**Provided material:**

* BEGIN *

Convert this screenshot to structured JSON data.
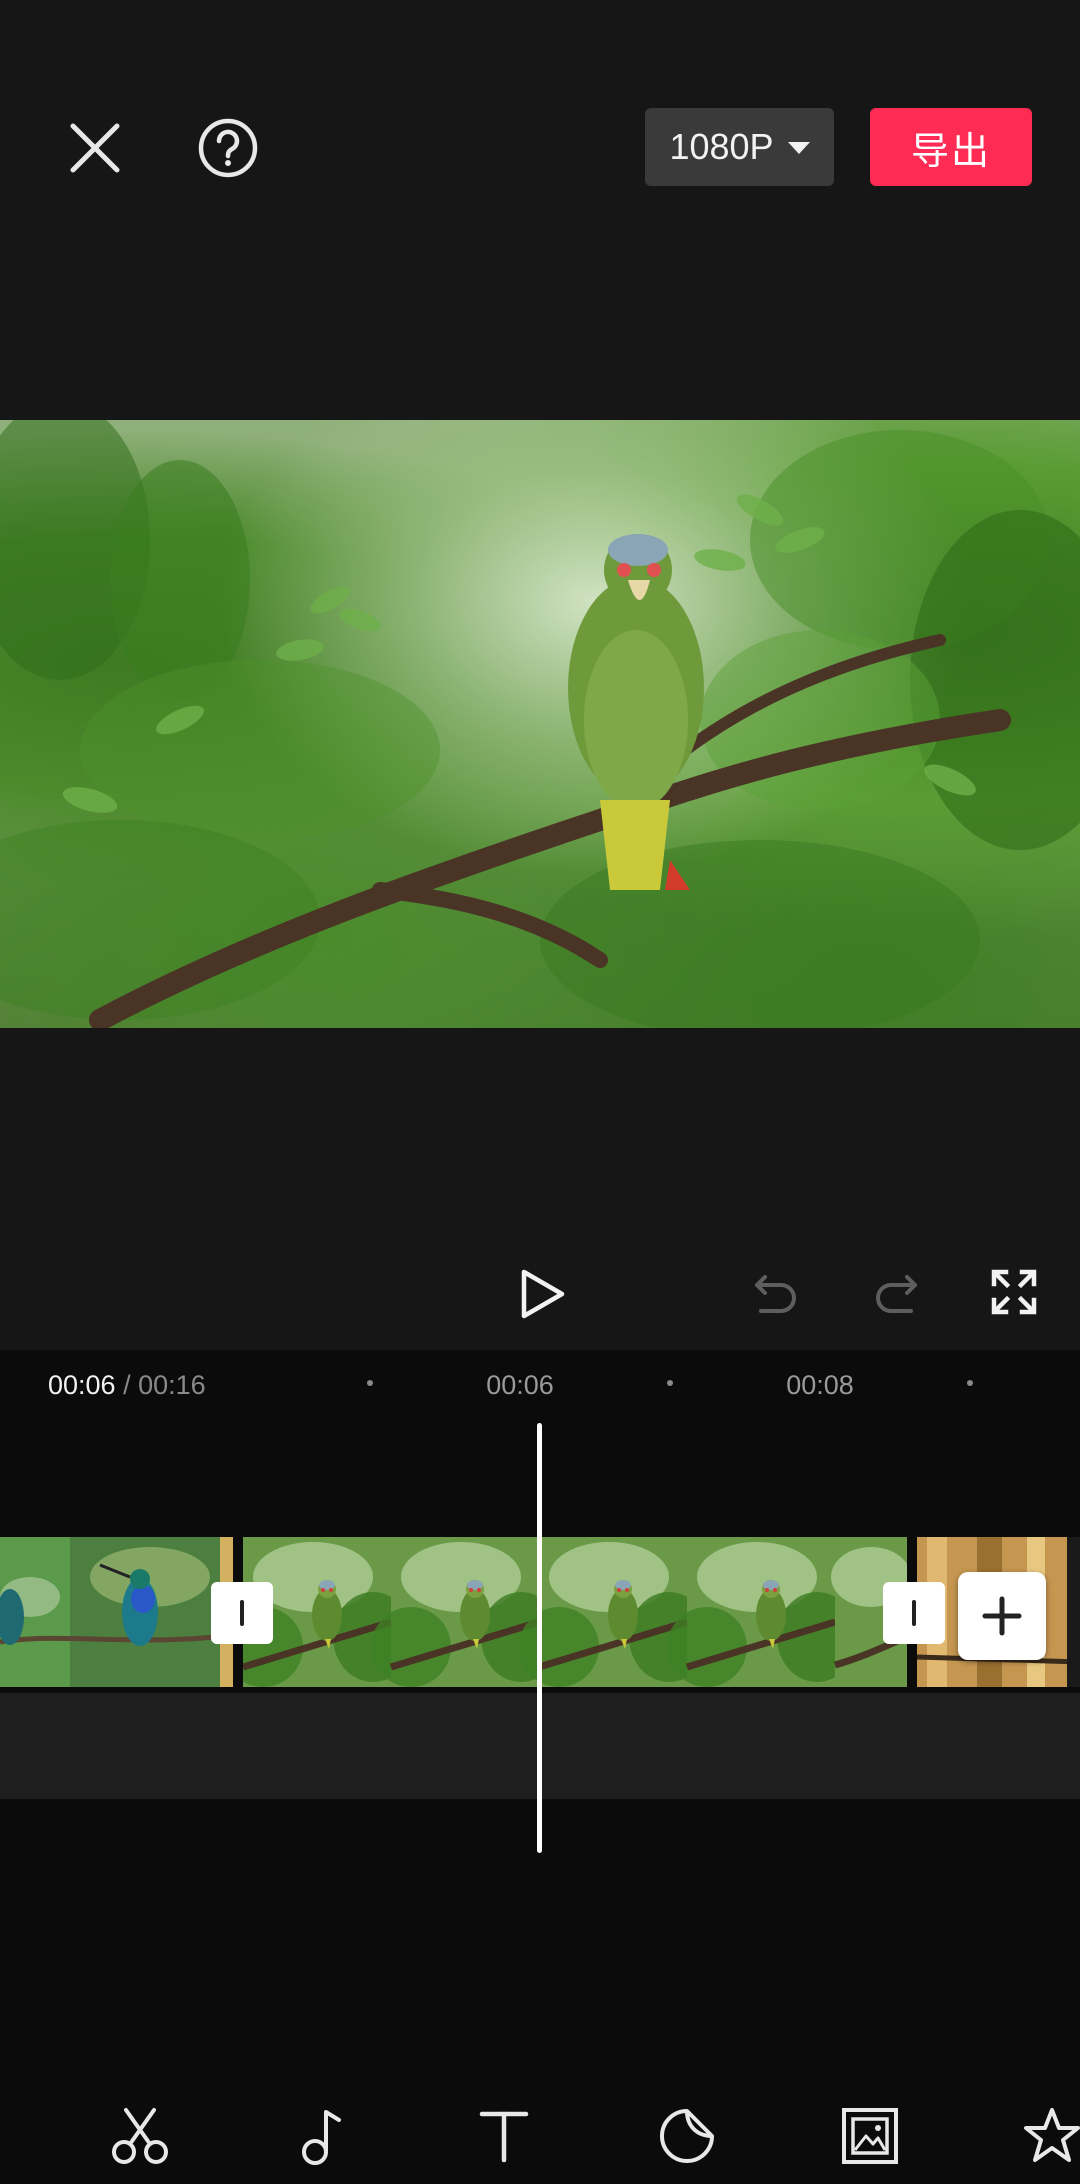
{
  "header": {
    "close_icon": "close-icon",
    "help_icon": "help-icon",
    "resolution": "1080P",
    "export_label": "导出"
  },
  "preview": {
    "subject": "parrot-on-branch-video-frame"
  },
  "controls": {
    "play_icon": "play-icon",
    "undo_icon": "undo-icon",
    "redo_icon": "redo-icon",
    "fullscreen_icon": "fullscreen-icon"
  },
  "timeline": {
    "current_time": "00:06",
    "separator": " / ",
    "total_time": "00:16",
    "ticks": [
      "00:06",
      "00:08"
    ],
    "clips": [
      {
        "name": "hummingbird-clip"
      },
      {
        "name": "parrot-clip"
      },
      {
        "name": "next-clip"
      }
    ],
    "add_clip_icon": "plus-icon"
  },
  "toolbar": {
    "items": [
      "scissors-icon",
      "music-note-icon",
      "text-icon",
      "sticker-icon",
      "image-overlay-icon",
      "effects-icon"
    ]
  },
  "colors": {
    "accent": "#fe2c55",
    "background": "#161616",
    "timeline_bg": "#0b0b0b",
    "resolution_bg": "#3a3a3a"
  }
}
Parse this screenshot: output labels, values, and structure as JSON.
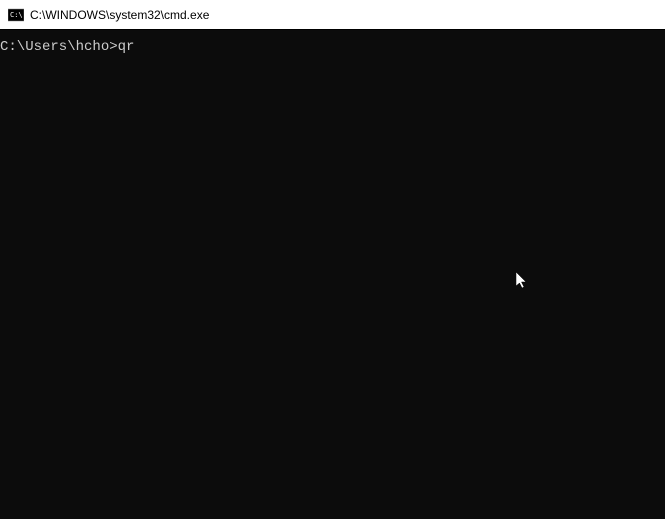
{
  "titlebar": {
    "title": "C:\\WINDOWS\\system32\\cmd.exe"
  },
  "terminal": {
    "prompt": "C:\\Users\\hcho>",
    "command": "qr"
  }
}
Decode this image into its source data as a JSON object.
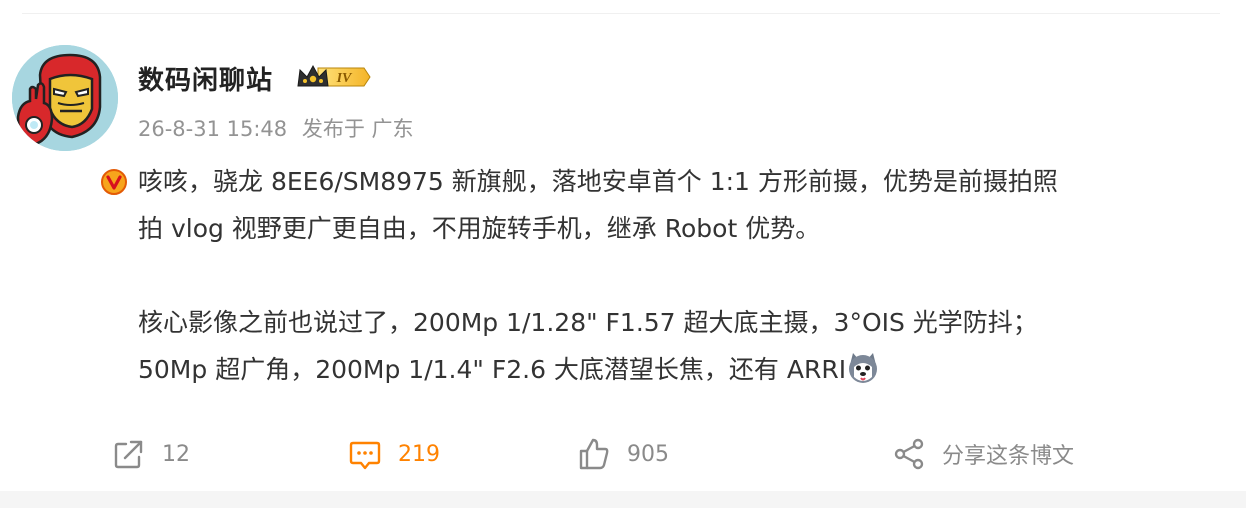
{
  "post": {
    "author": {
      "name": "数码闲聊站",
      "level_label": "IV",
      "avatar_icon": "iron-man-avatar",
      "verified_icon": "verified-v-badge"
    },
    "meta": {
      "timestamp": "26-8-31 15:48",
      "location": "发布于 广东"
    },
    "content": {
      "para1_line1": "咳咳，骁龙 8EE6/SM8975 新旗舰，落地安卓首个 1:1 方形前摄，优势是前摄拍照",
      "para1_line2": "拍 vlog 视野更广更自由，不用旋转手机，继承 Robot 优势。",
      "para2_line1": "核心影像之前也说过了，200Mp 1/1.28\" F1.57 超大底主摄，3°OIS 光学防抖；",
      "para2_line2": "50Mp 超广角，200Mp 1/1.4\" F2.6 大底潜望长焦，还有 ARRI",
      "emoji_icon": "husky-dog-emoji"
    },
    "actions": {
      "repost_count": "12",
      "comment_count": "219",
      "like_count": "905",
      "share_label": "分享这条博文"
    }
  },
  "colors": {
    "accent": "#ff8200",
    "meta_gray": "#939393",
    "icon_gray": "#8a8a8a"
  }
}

* END *

**Exercise instructions:** Transcribe each line above verbatim, with the pictures left out.

**Answer for the task:**
Convert this screenshot to structured JSON data.
{
  "header": {
    "close_icon": "close-icon",
    "help_icon": "help-icon",
    "resolution": "1080P",
    "export_label": "导出"
  },
  "preview": {
    "subject": "parrot-on-branch-video-frame"
  },
  "controls": {
    "play_icon": "play-icon",
    "undo_icon": "undo-icon",
    "redo_icon": "redo-icon",
    "fullscreen_icon": "fullscreen-icon"
  },
  "timeline": {
    "current_time": "00:06",
    "separator": " / ",
    "total_time": "00:16",
    "ticks": [
      "00:06",
      "00:08"
    ],
    "clips": [
      {
        "name": "hummingbird-clip"
      },
      {
        "name": "parrot-clip"
      },
      {
        "name": "next-clip"
      }
    ],
    "add_clip_icon": "plus-icon"
  },
  "toolbar": {
    "items": [
      "scissors-icon",
      "music-note-icon",
      "text-icon",
      "sticker-icon",
      "image-overlay-icon",
      "effects-icon"
    ]
  },
  "colors": {
    "accent": "#fe2c55",
    "background": "#161616",
    "timeline_bg": "#0b0b0b",
    "resolution_bg": "#3a3a3a"
  }
}
Parse this screenshot: output labels, values, and structure as JSON.
{
  "titlebar": {
    "title": "C:\\WINDOWS\\system32\\cmd.exe"
  },
  "terminal": {
    "prompt": "C:\\Users\\hcho>",
    "command": "qr"
  }
}
Decode this image into its source data as a JSON object.
{
  "post": {
    "author": {
      "name": "数码闲聊站",
      "level_label": "IV",
      "avatar_icon": "iron-man-avatar",
      "verified_icon": "verified-v-badge"
    },
    "meta": {
      "timestamp": "26-8-31 15:48",
      "location": "发布于 广东"
    },
    "content": {
      "para1_line1": "咳咳，骁龙 8EE6/SM8975 新旗舰，落地安卓首个 1:1 方形前摄，优势是前摄拍照",
      "para1_line2": "拍 vlog 视野更广更自由，不用旋转手机，继承 Robot 优势。",
      "para2_line1": "核心影像之前也说过了，200Mp 1/1.28\" F1.57 超大底主摄，3°OIS 光学防抖；",
      "para2_line2": "50Mp 超广角，200Mp 1/1.4\" F2.6 大底潜望长焦，还有 ARRI",
      "emoji_icon": "husky-dog-emoji"
    },
    "actions": {
      "repost_count": "12",
      "comment_count": "219",
      "like_count": "905",
      "share_label": "分享这条博文"
    }
  },
  "colors": {
    "accent": "#ff8200",
    "meta_gray": "#939393",
    "icon_gray": "#8a8a8a"
  }
}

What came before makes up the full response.